One workaround would be to use an object to store these settings. It'd be accessible everywhere in the program, without even having to create an instance. It'd contain all the necessary settings that would be used by other objects. Our object would end up looking something like this:

object Settings {
    val language = "ENG"
    val colorScheme = "red"
    val runAtStartUp = true
}

Now we'll put our class to use even though we don't have a full journal application. Let's make a Calendar class and verify that we can truly access Settings there. We'll add a method to it that returns all of the settings:

class Calendar {
    fun getSettings(): String {
        return "Language: ${Settings.language}\n" +
               "Color scheme: ${Settings.colorScheme}\n" +
               "Run at start-up: ${Settings.runAtStartUp}"
    }
}

Last of all, we'll print it all to the console:

val calendar = Calendar()
println(calendar.getSettings())

#####

__Exercise tasks__:
- a) Answer these questions about the Kotlin settings excerpt, one line each:
(i) What value does the Settings object assign to colorScheme?
(ii) What is the name of the method added to the Calendar class?
(iii) According to the text, what does the object not require you to create in order to access it?
- b) Pick up the Kotlin settings excerpt after its final line of code and write the next part of it.

__Dataset content__:
#####

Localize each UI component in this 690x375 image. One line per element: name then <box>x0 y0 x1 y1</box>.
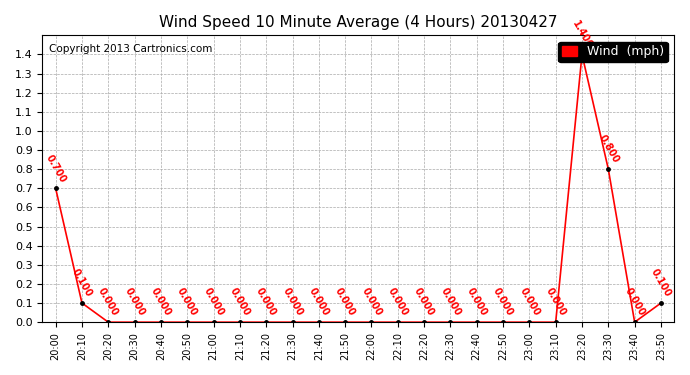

#####

__Results by task__:
- a)
(i) "red"
(ii) getSettings
(iii) An instance

- b)
The output:

Language: ENG
Color scheme: red
Run at start-up: true

We see that calendar instance has no problem accessing all program settings.

Again, be careful, this code can be improperly used to share unencapsulated data. We must only use it in specific situations. Most data exchanges should happen using parameterized instance constructors, not through static members.

Static members appear very often in design patterns, we've already mentioned them in our lessons. We'll get in further detail in the approaches that bring object-oriented programming to perfection later on. For now, this will do. I don't want to overwhelm you :) In the next lesson, Properties in Kotlin, we'll look at what properties are in Kotlin.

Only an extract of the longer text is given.